#### TASK DIRECTIONS:
Restate the data word for word and leave the images out.

#### SUPPLIED INFORMATION:
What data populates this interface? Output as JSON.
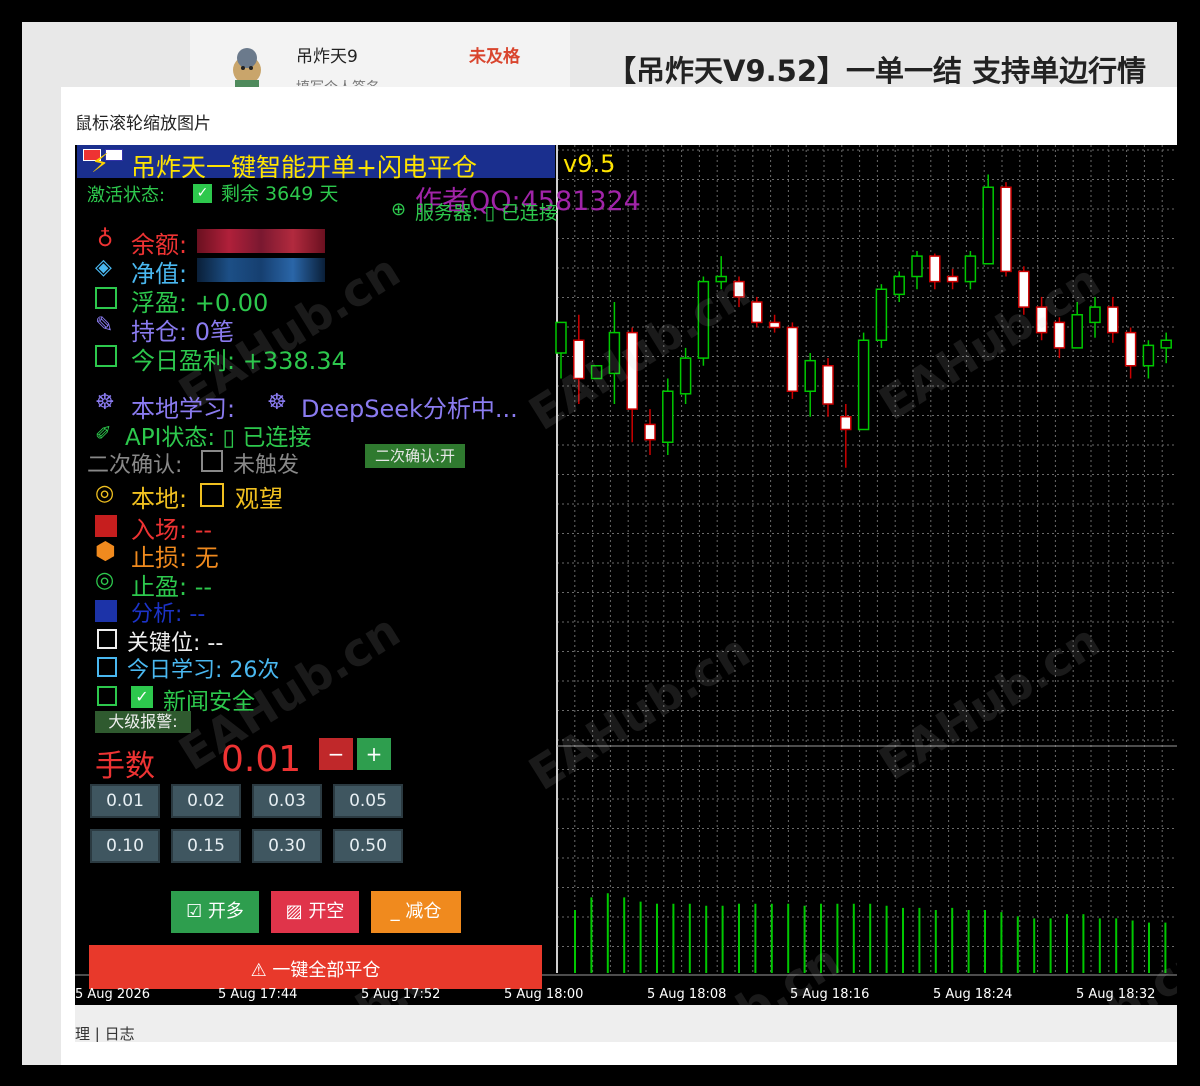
{
  "background_page": {
    "username": "吊炸天9",
    "status": "未及格",
    "subtitle": "填写个人签名",
    "headline": "【吊炸天V9.52】一单一结 支持单边行情"
  },
  "modal": {
    "title": "鼠标滚轮缩放图片"
  },
  "panel": {
    "title": "吊炸天一键智能开单+闪电平仓",
    "version": "v9.5",
    "activation_label": "激活状态:",
    "activation_rest": "剩余 3649 天",
    "author": "作者QQ:4581324",
    "server": "服务器: ▯ 已连接",
    "balance_label": "余额:",
    "equity_label": "净值:",
    "floating_label": "浮盈: +0.00",
    "positions_label": "持仓: 0笔",
    "today_profit_label": "今日盈利: +338.34",
    "learning_label": "本地学习:",
    "learning_value": "DeepSeek分析中...",
    "api_label": "API状态: ▯ 已连接",
    "confirm_label": "二次确认:",
    "confirm_value": "未触发",
    "confirm_button": "二次确认:开",
    "local_label": "本地:",
    "local_value": "观望",
    "entry_label": "入场: --",
    "stoploss_label": "止损: 无",
    "takeprofit_label": "止盈: --",
    "analysis_label": "分析: --",
    "keylevel_label": "关键位: --",
    "today_learn_label": "今日学习: 26次",
    "news_label": "新闻安全",
    "alert_label": "大级报警:",
    "lots_label": "手数",
    "lots_value": "0.01",
    "minus_label": "−",
    "plus_label": "+",
    "lot_presets": [
      "0.01",
      "0.02",
      "0.03",
      "0.05",
      "0.10",
      "0.15",
      "0.30",
      "0.50"
    ],
    "buy_label": "开多",
    "sell_label": "开空",
    "reduce_label": "减仓",
    "close_all_label": "一键全部平仓"
  },
  "watermark": "EAHub.cn",
  "time_axis": [
    "5 Aug 2026",
    "5 Aug 17:44",
    "5 Aug 17:52",
    "5 Aug 18:00",
    "5 Aug 18:08",
    "5 Aug 18:16",
    "5 Aug 18:24",
    "5 Aug 18:32"
  ],
  "bottom_tabs": "理 | 日志",
  "colors": {
    "bull": "#00c800",
    "bear": "#ffffff",
    "grid": "#6a6a6a",
    "volume": "#00c800",
    "close_all": "#e8392b",
    "buy": "#2e9e4e",
    "sell": "#e0344a",
    "reduce": "#f08a1e"
  },
  "chart_data": {
    "type": "candlestick",
    "candles": [
      {
        "o": 40,
        "c": 52,
        "h": 40,
        "l": 30
      },
      {
        "o": 45,
        "c": 30,
        "h": 55,
        "l": 20
      },
      {
        "o": 30,
        "c": 35,
        "h": 25,
        "l": 50
      },
      {
        "o": 32,
        "c": 48,
        "h": 60,
        "l": 20
      },
      {
        "o": 48,
        "c": 18,
        "h": 50,
        "l": 5
      },
      {
        "o": 12,
        "c": 6,
        "h": 18,
        "l": 0
      },
      {
        "o": 5,
        "c": 25,
        "h": 30,
        "l": 0
      },
      {
        "o": 24,
        "c": 38,
        "h": 42,
        "l": 20
      },
      {
        "o": 38,
        "c": 68,
        "h": 70,
        "l": 35
      },
      {
        "o": 68,
        "c": 70,
        "h": 78,
        "l": 65
      },
      {
        "o": 68,
        "c": 62,
        "h": 70,
        "l": 58
      },
      {
        "o": 60,
        "c": 52,
        "h": 62,
        "l": 50
      },
      {
        "o": 52,
        "c": 50,
        "h": 55,
        "l": 48
      },
      {
        "o": 50,
        "c": 25,
        "h": 52,
        "l": 22
      },
      {
        "o": 25,
        "c": 37,
        "h": 40,
        "l": 15
      },
      {
        "o": 35,
        "c": 20,
        "h": 38,
        "l": 15
      },
      {
        "o": 15,
        "c": 10,
        "h": 20,
        "l": -5
      },
      {
        "o": 10,
        "c": 45,
        "h": 48,
        "l": 10
      },
      {
        "o": 45,
        "c": 65,
        "h": 67,
        "l": 42
      },
      {
        "o": 63,
        "c": 70,
        "h": 72,
        "l": 60
      },
      {
        "o": 70,
        "c": 78,
        "h": 80,
        "l": 65
      },
      {
        "o": 78,
        "c": 68,
        "h": 79,
        "l": 65
      },
      {
        "o": 70,
        "c": 68,
        "h": 73,
        "l": 65
      },
      {
        "o": 68,
        "c": 78,
        "h": 80,
        "l": 65
      },
      {
        "o": 75,
        "c": 105,
        "h": 110,
        "l": 75
      },
      {
        "o": 105,
        "c": 72,
        "h": 107,
        "l": 70
      },
      {
        "o": 72,
        "c": 58,
        "h": 74,
        "l": 55
      },
      {
        "o": 58,
        "c": 48,
        "h": 62,
        "l": 45
      },
      {
        "o": 52,
        "c": 42,
        "h": 54,
        "l": 38
      },
      {
        "o": 42,
        "c": 55,
        "h": 60,
        "l": 42
      },
      {
        "o": 52,
        "c": 58,
        "h": 62,
        "l": 46
      },
      {
        "o": 58,
        "c": 48,
        "h": 62,
        "l": 44
      },
      {
        "o": 48,
        "c": 35,
        "h": 50,
        "l": 30
      },
      {
        "o": 35,
        "c": 43,
        "h": 45,
        "l": 30
      },
      {
        "o": 42,
        "c": 45,
        "h": 48,
        "l": 36
      },
      {
        "o": 45,
        "c": 40,
        "h": 52,
        "l": 38
      }
    ],
    "volumes": [
      30,
      36,
      38,
      36,
      34,
      33,
      33,
      33,
      32,
      32,
      33,
      33,
      33,
      33,
      32,
      33,
      33,
      33,
      33,
      32,
      31,
      31,
      30,
      31,
      30,
      30,
      29,
      27,
      26,
      26,
      28,
      28,
      26,
      26,
      25,
      24,
      24,
      24
    ]
  }
}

#### WRITTEN RESPONSE:
What data populates this interface? Output as JSON.
{
  "background_page": {
    "username": "吊炸天9",
    "status": "未及格",
    "subtitle": "填写个人签名",
    "headline": "【吊炸天V9.52】一单一结 支持单边行情"
  },
  "modal": {
    "title": "鼠标滚轮缩放图片"
  },
  "panel": {
    "title": "吊炸天一键智能开单+闪电平仓",
    "version": "v9.5",
    "activation_label": "激活状态:",
    "activation_rest": "剩余 3649 天",
    "author": "作者QQ:4581324",
    "server": "服务器: ▯ 已连接",
    "balance_label": "余额:",
    "equity_label": "净值:",
    "floating_label": "浮盈: +0.00",
    "positions_label": "持仓: 0笔",
    "today_profit_label": "今日盈利: +338.34",
    "learning_label": "本地学习:",
    "learning_value": "DeepSeek分析中...",
    "api_label": "API状态: ▯ 已连接",
    "confirm_label": "二次确认:",
    "confirm_value": "未触发",
    "confirm_button": "二次确认:开",
    "local_label": "本地:",
    "local_value": "观望",
    "entry_label": "入场: --",
    "stoploss_label": "止损: 无",
    "takeprofit_label": "止盈: --",
    "analysis_label": "分析: --",
    "keylevel_label": "关键位: --",
    "today_learn_label": "今日学习: 26次",
    "news_label": "新闻安全",
    "alert_label": "大级报警:",
    "lots_label": "手数",
    "lots_value": "0.01",
    "minus_label": "−",
    "plus_label": "+",
    "lot_presets": [
      "0.01",
      "0.02",
      "0.03",
      "0.05",
      "0.10",
      "0.15",
      "0.30",
      "0.50"
    ],
    "buy_label": "开多",
    "sell_label": "开空",
    "reduce_label": "减仓",
    "close_all_label": "一键全部平仓"
  },
  "watermark": "EAHub.cn",
  "time_axis": [
    "5 Aug 2026",
    "5 Aug 17:44",
    "5 Aug 17:52",
    "5 Aug 18:00",
    "5 Aug 18:08",
    "5 Aug 18:16",
    "5 Aug 18:24",
    "5 Aug 18:32"
  ],
  "bottom_tabs": "理 | 日志",
  "colors": {
    "bull": "#00c800",
    "bear": "#ffffff",
    "grid": "#6a6a6a",
    "volume": "#00c800",
    "close_all": "#e8392b",
    "buy": "#2e9e4e",
    "sell": "#e0344a",
    "reduce": "#f08a1e"
  },
  "chart_data": {
    "type": "candlestick",
    "candles": [
      {
        "o": 40,
        "c": 52,
        "h": 40,
        "l": 30
      },
      {
        "o": 45,
        "c": 30,
        "h": 55,
        "l": 20
      },
      {
        "o": 30,
        "c": 35,
        "h": 25,
        "l": 50
      },
      {
        "o": 32,
        "c": 48,
        "h": 60,
        "l": 20
      },
      {
        "o": 48,
        "c": 18,
        "h": 50,
        "l": 5
      },
      {
        "o": 12,
        "c": 6,
        "h": 18,
        "l": 0
      },
      {
        "o": 5,
        "c": 25,
        "h": 30,
        "l": 0
      },
      {
        "o": 24,
        "c": 38,
        "h": 42,
        "l": 20
      },
      {
        "o": 38,
        "c": 68,
        "h": 70,
        "l": 35
      },
      {
        "o": 68,
        "c": 70,
        "h": 78,
        "l": 65
      },
      {
        "o": 68,
        "c": 62,
        "h": 70,
        "l": 58
      },
      {
        "o": 60,
        "c": 52,
        "h": 62,
        "l": 50
      },
      {
        "o": 52,
        "c": 50,
        "h": 55,
        "l": 48
      },
      {
        "o": 50,
        "c": 25,
        "h": 52,
        "l": 22
      },
      {
        "o": 25,
        "c": 37,
        "h": 40,
        "l": 15
      },
      {
        "o": 35,
        "c": 20,
        "h": 38,
        "l": 15
      },
      {
        "o": 15,
        "c": 10,
        "h": 20,
        "l": -5
      },
      {
        "o": 10,
        "c": 45,
        "h": 48,
        "l": 10
      },
      {
        "o": 45,
        "c": 65,
        "h": 67,
        "l": 42
      },
      {
        "o": 63,
        "c": 70,
        "h": 72,
        "l": 60
      },
      {
        "o": 70,
        "c": 78,
        "h": 80,
        "l": 65
      },
      {
        "o": 78,
        "c": 68,
        "h": 79,
        "l": 65
      },
      {
        "o": 70,
        "c": 68,
        "h": 73,
        "l": 65
      },
      {
        "o": 68,
        "c": 78,
        "h": 80,
        "l": 65
      },
      {
        "o": 75,
        "c": 105,
        "h": 110,
        "l": 75
      },
      {
        "o": 105,
        "c": 72,
        "h": 107,
        "l": 70
      },
      {
        "o": 72,
        "c": 58,
        "h": 74,
        "l": 55
      },
      {
        "o": 58,
        "c": 48,
        "h": 62,
        "l": 45
      },
      {
        "o": 52,
        "c": 42,
        "h": 54,
        "l": 38
      },
      {
        "o": 42,
        "c": 55,
        "h": 60,
        "l": 42
      },
      {
        "o": 52,
        "c": 58,
        "h": 62,
        "l": 46
      },
      {
        "o": 58,
        "c": 48,
        "h": 62,
        "l": 44
      },
      {
        "o": 48,
        "c": 35,
        "h": 50,
        "l": 30
      },
      {
        "o": 35,
        "c": 43,
        "h": 45,
        "l": 30
      },
      {
        "o": 42,
        "c": 45,
        "h": 48,
        "l": 36
      },
      {
        "o": 45,
        "c": 40,
        "h": 52,
        "l": 38
      }
    ],
    "volumes": [
      30,
      36,
      38,
      36,
      34,
      33,
      33,
      33,
      32,
      32,
      33,
      33,
      33,
      33,
      32,
      33,
      33,
      33,
      33,
      32,
      31,
      31,
      30,
      31,
      30,
      30,
      29,
      27,
      26,
      26,
      28,
      28,
      26,
      26,
      25,
      24,
      24,
      24
    ]
  }
}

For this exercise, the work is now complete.